* _To do_:
Each record below is to be copied word for word, with pictures removed.

####################

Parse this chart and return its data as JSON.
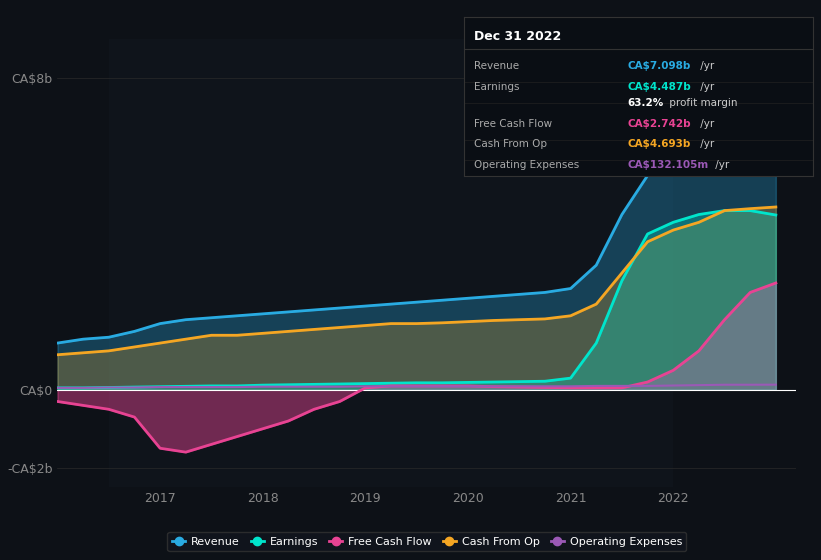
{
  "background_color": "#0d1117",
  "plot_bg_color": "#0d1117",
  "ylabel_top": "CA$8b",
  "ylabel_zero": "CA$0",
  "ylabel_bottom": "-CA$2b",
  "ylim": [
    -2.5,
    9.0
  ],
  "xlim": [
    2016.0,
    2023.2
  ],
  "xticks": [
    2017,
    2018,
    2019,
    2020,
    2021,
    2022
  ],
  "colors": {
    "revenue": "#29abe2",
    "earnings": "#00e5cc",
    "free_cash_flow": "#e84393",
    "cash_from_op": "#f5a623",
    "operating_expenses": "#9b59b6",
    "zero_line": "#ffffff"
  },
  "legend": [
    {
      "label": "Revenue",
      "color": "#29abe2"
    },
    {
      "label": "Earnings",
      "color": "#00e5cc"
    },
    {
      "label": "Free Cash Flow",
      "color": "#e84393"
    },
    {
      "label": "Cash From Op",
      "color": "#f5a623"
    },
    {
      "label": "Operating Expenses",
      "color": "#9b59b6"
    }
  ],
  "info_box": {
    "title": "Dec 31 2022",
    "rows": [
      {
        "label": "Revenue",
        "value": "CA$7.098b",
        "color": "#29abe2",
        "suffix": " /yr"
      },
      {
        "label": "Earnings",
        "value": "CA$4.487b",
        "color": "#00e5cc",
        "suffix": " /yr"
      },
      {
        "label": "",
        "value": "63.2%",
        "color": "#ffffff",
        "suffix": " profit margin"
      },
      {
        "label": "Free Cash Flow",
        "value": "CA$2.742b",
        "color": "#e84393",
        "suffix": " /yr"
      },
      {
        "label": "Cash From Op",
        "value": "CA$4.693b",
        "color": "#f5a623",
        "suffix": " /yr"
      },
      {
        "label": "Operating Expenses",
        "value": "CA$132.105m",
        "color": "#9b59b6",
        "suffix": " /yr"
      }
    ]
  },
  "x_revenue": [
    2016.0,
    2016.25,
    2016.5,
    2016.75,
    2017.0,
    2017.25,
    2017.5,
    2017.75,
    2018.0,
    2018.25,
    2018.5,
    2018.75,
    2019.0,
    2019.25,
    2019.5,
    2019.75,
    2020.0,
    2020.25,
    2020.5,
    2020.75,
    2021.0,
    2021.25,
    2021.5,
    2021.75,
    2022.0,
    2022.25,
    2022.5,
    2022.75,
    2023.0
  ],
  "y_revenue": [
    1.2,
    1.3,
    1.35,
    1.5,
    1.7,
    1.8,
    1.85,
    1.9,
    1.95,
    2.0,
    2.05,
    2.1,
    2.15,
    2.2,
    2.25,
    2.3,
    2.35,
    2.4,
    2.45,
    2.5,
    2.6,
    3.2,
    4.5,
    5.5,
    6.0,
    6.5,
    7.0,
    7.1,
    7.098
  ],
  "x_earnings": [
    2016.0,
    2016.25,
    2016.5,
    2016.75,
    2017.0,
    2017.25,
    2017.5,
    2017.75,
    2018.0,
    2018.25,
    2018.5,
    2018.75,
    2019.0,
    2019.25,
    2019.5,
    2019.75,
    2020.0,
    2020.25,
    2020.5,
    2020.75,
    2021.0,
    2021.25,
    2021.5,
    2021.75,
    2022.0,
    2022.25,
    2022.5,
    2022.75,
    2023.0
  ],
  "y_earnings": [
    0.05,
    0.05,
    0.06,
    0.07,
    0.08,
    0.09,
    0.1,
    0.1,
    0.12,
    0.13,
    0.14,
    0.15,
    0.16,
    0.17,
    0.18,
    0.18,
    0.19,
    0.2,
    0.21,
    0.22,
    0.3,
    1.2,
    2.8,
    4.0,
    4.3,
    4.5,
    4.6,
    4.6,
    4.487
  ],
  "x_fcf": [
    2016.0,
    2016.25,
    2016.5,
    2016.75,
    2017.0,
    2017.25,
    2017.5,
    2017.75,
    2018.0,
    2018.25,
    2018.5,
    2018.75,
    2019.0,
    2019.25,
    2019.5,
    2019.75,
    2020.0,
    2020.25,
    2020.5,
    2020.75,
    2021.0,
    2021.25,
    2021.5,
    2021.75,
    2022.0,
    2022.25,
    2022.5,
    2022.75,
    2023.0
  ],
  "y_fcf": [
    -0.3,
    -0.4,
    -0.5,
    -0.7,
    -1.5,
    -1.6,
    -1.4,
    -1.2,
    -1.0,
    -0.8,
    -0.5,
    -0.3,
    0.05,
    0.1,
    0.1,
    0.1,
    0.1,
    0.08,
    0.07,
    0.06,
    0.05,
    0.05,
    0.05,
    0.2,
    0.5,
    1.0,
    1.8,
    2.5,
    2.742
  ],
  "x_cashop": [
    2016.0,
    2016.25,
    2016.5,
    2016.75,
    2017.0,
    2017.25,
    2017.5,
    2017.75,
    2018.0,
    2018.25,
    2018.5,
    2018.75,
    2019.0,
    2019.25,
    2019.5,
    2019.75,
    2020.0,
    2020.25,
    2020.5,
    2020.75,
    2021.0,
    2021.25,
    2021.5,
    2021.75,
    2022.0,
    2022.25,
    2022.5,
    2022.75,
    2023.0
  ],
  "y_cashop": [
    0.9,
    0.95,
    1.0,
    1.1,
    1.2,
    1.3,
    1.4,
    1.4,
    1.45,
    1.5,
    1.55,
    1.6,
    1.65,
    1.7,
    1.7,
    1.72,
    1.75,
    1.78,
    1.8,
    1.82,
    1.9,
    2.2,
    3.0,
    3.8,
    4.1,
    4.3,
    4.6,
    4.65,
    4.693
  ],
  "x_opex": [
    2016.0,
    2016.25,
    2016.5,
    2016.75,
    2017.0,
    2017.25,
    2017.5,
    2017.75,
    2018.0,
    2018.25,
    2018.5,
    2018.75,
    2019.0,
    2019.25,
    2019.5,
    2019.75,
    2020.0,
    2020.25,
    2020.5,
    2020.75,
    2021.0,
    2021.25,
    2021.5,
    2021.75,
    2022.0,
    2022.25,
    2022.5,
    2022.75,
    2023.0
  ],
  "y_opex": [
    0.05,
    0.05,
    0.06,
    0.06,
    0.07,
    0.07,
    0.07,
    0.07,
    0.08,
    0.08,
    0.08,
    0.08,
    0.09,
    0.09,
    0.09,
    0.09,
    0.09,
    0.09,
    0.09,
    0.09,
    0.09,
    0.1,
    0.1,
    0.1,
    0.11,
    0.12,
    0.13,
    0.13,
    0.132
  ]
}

####################

* _Written response_:
Parse this chart and return its data as JSON.
{
  "background_color": "#0d1117",
  "plot_bg_color": "#0d1117",
  "ylabel_top": "CA$8b",
  "ylabel_zero": "CA$0",
  "ylabel_bottom": "-CA$2b",
  "ylim": [
    -2.5,
    9.0
  ],
  "xlim": [
    2016.0,
    2023.2
  ],
  "xticks": [
    2017,
    2018,
    2019,
    2020,
    2021,
    2022
  ],
  "colors": {
    "revenue": "#29abe2",
    "earnings": "#00e5cc",
    "free_cash_flow": "#e84393",
    "cash_from_op": "#f5a623",
    "operating_expenses": "#9b59b6",
    "zero_line": "#ffffff"
  },
  "legend": [
    {
      "label": "Revenue",
      "color": "#29abe2"
    },
    {
      "label": "Earnings",
      "color": "#00e5cc"
    },
    {
      "label": "Free Cash Flow",
      "color": "#e84393"
    },
    {
      "label": "Cash From Op",
      "color": "#f5a623"
    },
    {
      "label": "Operating Expenses",
      "color": "#9b59b6"
    }
  ],
  "info_box": {
    "title": "Dec 31 2022",
    "rows": [
      {
        "label": "Revenue",
        "value": "CA$7.098b",
        "color": "#29abe2",
        "suffix": " /yr"
      },
      {
        "label": "Earnings",
        "value": "CA$4.487b",
        "color": "#00e5cc",
        "suffix": " /yr"
      },
      {
        "label": "",
        "value": "63.2%",
        "color": "#ffffff",
        "suffix": " profit margin"
      },
      {
        "label": "Free Cash Flow",
        "value": "CA$2.742b",
        "color": "#e84393",
        "suffix": " /yr"
      },
      {
        "label": "Cash From Op",
        "value": "CA$4.693b",
        "color": "#f5a623",
        "suffix": " /yr"
      },
      {
        "label": "Operating Expenses",
        "value": "CA$132.105m",
        "color": "#9b59b6",
        "suffix": " /yr"
      }
    ]
  },
  "x_revenue": [
    2016.0,
    2016.25,
    2016.5,
    2016.75,
    2017.0,
    2017.25,
    2017.5,
    2017.75,
    2018.0,
    2018.25,
    2018.5,
    2018.75,
    2019.0,
    2019.25,
    2019.5,
    2019.75,
    2020.0,
    2020.25,
    2020.5,
    2020.75,
    2021.0,
    2021.25,
    2021.5,
    2021.75,
    2022.0,
    2022.25,
    2022.5,
    2022.75,
    2023.0
  ],
  "y_revenue": [
    1.2,
    1.3,
    1.35,
    1.5,
    1.7,
    1.8,
    1.85,
    1.9,
    1.95,
    2.0,
    2.05,
    2.1,
    2.15,
    2.2,
    2.25,
    2.3,
    2.35,
    2.4,
    2.45,
    2.5,
    2.6,
    3.2,
    4.5,
    5.5,
    6.0,
    6.5,
    7.0,
    7.1,
    7.098
  ],
  "x_earnings": [
    2016.0,
    2016.25,
    2016.5,
    2016.75,
    2017.0,
    2017.25,
    2017.5,
    2017.75,
    2018.0,
    2018.25,
    2018.5,
    2018.75,
    2019.0,
    2019.25,
    2019.5,
    2019.75,
    2020.0,
    2020.25,
    2020.5,
    2020.75,
    2021.0,
    2021.25,
    2021.5,
    2021.75,
    2022.0,
    2022.25,
    2022.5,
    2022.75,
    2023.0
  ],
  "y_earnings": [
    0.05,
    0.05,
    0.06,
    0.07,
    0.08,
    0.09,
    0.1,
    0.1,
    0.12,
    0.13,
    0.14,
    0.15,
    0.16,
    0.17,
    0.18,
    0.18,
    0.19,
    0.2,
    0.21,
    0.22,
    0.3,
    1.2,
    2.8,
    4.0,
    4.3,
    4.5,
    4.6,
    4.6,
    4.487
  ],
  "x_fcf": [
    2016.0,
    2016.25,
    2016.5,
    2016.75,
    2017.0,
    2017.25,
    2017.5,
    2017.75,
    2018.0,
    2018.25,
    2018.5,
    2018.75,
    2019.0,
    2019.25,
    2019.5,
    2019.75,
    2020.0,
    2020.25,
    2020.5,
    2020.75,
    2021.0,
    2021.25,
    2021.5,
    2021.75,
    2022.0,
    2022.25,
    2022.5,
    2022.75,
    2023.0
  ],
  "y_fcf": [
    -0.3,
    -0.4,
    -0.5,
    -0.7,
    -1.5,
    -1.6,
    -1.4,
    -1.2,
    -1.0,
    -0.8,
    -0.5,
    -0.3,
    0.05,
    0.1,
    0.1,
    0.1,
    0.1,
    0.08,
    0.07,
    0.06,
    0.05,
    0.05,
    0.05,
    0.2,
    0.5,
    1.0,
    1.8,
    2.5,
    2.742
  ],
  "x_cashop": [
    2016.0,
    2016.25,
    2016.5,
    2016.75,
    2017.0,
    2017.25,
    2017.5,
    2017.75,
    2018.0,
    2018.25,
    2018.5,
    2018.75,
    2019.0,
    2019.25,
    2019.5,
    2019.75,
    2020.0,
    2020.25,
    2020.5,
    2020.75,
    2021.0,
    2021.25,
    2021.5,
    2021.75,
    2022.0,
    2022.25,
    2022.5,
    2022.75,
    2023.0
  ],
  "y_cashop": [
    0.9,
    0.95,
    1.0,
    1.1,
    1.2,
    1.3,
    1.4,
    1.4,
    1.45,
    1.5,
    1.55,
    1.6,
    1.65,
    1.7,
    1.7,
    1.72,
    1.75,
    1.78,
    1.8,
    1.82,
    1.9,
    2.2,
    3.0,
    3.8,
    4.1,
    4.3,
    4.6,
    4.65,
    4.693
  ],
  "x_opex": [
    2016.0,
    2016.25,
    2016.5,
    2016.75,
    2017.0,
    2017.25,
    2017.5,
    2017.75,
    2018.0,
    2018.25,
    2018.5,
    2018.75,
    2019.0,
    2019.25,
    2019.5,
    2019.75,
    2020.0,
    2020.25,
    2020.5,
    2020.75,
    2021.0,
    2021.25,
    2021.5,
    2021.75,
    2022.0,
    2022.25,
    2022.5,
    2022.75,
    2023.0
  ],
  "y_opex": [
    0.05,
    0.05,
    0.06,
    0.06,
    0.07,
    0.07,
    0.07,
    0.07,
    0.08,
    0.08,
    0.08,
    0.08,
    0.09,
    0.09,
    0.09,
    0.09,
    0.09,
    0.09,
    0.09,
    0.09,
    0.09,
    0.1,
    0.1,
    0.1,
    0.11,
    0.12,
    0.13,
    0.13,
    0.132
  ]
}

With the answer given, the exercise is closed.